= Task =
Reproduce each of the following entries word for word, leaving the pictures out of your answer.

= Information given =
◇ ◇ ◇ ◇ ◇ ◇ ◇

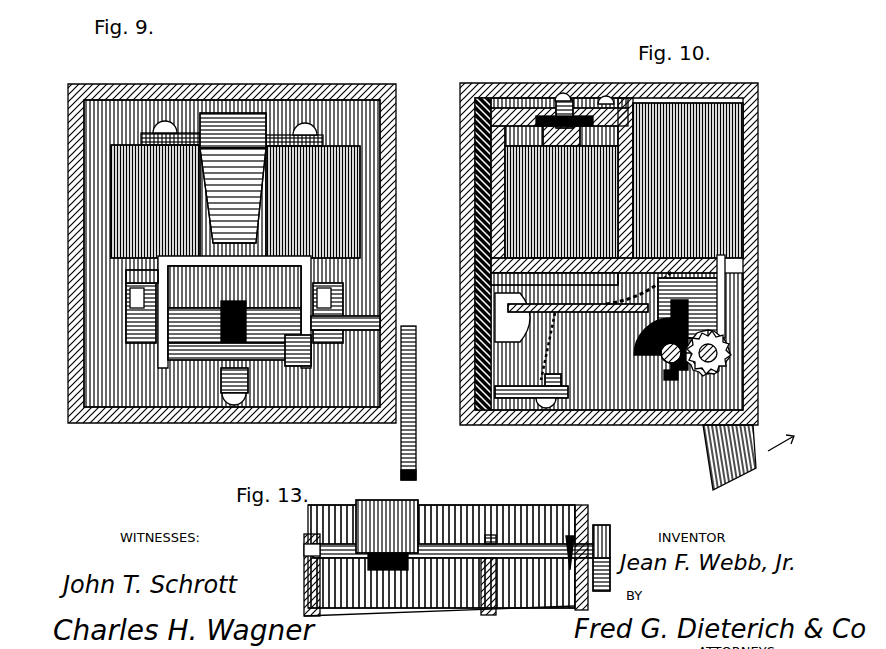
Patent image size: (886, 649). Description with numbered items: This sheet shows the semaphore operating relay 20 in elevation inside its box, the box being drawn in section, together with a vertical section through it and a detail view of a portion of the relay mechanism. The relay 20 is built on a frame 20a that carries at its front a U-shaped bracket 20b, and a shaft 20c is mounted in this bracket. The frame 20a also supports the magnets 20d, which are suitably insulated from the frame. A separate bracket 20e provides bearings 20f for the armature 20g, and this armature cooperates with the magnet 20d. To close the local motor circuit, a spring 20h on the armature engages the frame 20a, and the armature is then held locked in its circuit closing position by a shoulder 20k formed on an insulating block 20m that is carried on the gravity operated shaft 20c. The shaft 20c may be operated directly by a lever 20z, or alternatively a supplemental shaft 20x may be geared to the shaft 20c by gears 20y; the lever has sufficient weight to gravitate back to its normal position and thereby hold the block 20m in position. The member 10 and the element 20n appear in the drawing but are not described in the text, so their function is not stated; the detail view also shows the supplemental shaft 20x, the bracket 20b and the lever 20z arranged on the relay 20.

In FIG. 9, the plunger rod 10 is at (226, 445).
In FIG. 9, the relay 20 is at (176, 76).
In FIG. 13, the relay 20 is at (572, 497).
In FIG. 10, the frame 20a is at (503, 100).
In FIG. 10, the U-shaped bracket 20b is at (717, 280).
In FIG. 13, the U-shaped bracket 20b is at (296, 575).
In FIG. 10, the shaft 20c is at (653, 372).
In FIG. 9, the magnets 20d is at (235, 201).
In FIG. 10, the magnets 20d is at (561, 202).
In FIG. 9, the bracket 20e is at (388, 318).
In FIG. 10, the bracket 20e is at (470, 310).
In FIG. 9, the bearings 20f is at (120, 300).
In FIG. 9, the armature 20g is at (142, 290).
In FIG. 10, the armature 20g is at (470, 260).
In FIG. 13, the armature 20g is at (360, 492).
In FIG. 10, the spring 20h is at (688, 180).
In FIG. 10, the shoulder 20k is at (620, 305).
In FIG. 9, the insulating block 20m is at (234, 305).
In FIG. 13, the insulating block 20m is at (380, 562).
In FIG. 10, the pawl 20n is at (553, 372).
In FIG. 9, the supplemental shaft 20x is at (190, 340).
In FIG. 10, the supplemental shaft 20x is at (724, 348).
In FIG. 13, the supplemental shaft 20x is at (438, 540).
In FIG. 9, the gears 20y is at (283, 360).
In FIG. 10, the gears 20y is at (717, 330).
In FIG. 9, the lever 20z is at (408, 450).
In FIG. 10, the lever 20z is at (730, 468).
In FIG. 13, the lever 20z is at (596, 517).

◇ ◇ ◇ ◇ ◇ ◇ ◇

= Full solution =
Patent image size: (886, 649). Description with numbered items: This sheet shows the semaphore operating relay 20 in elevation inside its box, the box being drawn in section, together with a vertical section through it and a detail view of a portion of the relay mechanism. The relay 20 is built on a frame 20a that carries at its front a U-shaped bracket 20b, and a shaft 20c is mounted in this bracket. The frame 20a also supports the magnets 20d, which are suitably insulated from the frame. A separate bracket 20e provides bearings 20f for the armature 20g, and this armature cooperates with the magnet 20d. To close the local motor circuit, a spring 20h on the armature engages the frame 20a, and the armature is then held locked in its circuit closing position by a shoulder 20k formed on an insulating block 20m that is carried on the gravity operated shaft 20c. The shaft 20c may be operated directly by a lever 20z, or alternatively a supplemental shaft 20x may be geared to the shaft 20c by gears 20y; the lever has sufficient weight to gravitate back to its normal position and thereby hold the block 20m in position. The member 10 and the element 20n appear in the drawing but are not described in the text, so their function is not stated; the detail view also shows the supplemental shaft 20x, the bracket 20b and the lever 20z arranged on the relay 20.

In FIG. 9, the plunger rod 10 is at (226, 445).
In FIG. 9, the relay 20 is at (176, 76).
In FIG. 13, the relay 20 is at (572, 497).
In FIG. 10, the frame 20a is at (503, 100).
In FIG. 10, the U-shaped bracket 20b is at (717, 280).
In FIG. 13, the U-shaped bracket 20b is at (296, 575).
In FIG. 10, the shaft 20c is at (653, 372).
In FIG. 9, the magnets 20d is at (235, 201).
In FIG. 10, the magnets 20d is at (561, 202).
In FIG. 9, the bracket 20e is at (388, 318).
In FIG. 10, the bracket 20e is at (470, 310).
In FIG. 9, the bearings 20f is at (120, 300).
In FIG. 9, the armature 20g is at (142, 290).
In FIG. 10, the armature 20g is at (470, 260).
In FIG. 13, the armature 20g is at (360, 492).
In FIG. 10, the spring 20h is at (688, 180).
In FIG. 10, the shoulder 20k is at (620, 305).
In FIG. 9, the insulating block 20m is at (234, 305).
In FIG. 13, the insulating block 20m is at (380, 562).
In FIG. 10, the pawl 20n is at (553, 372).
In FIG. 9, the supplemental shaft 20x is at (190, 340).
In FIG. 10, the supplemental shaft 20x is at (724, 348).
In FIG. 13, the supplemental shaft 20x is at (438, 540).
In FIG. 9, the gears 20y is at (283, 360).
In FIG. 10, the gears 20y is at (717, 330).
In FIG. 9, the lever 20z is at (408, 450).
In FIG. 10, the lever 20z is at (730, 468).
In FIG. 13, the lever 20z is at (596, 517).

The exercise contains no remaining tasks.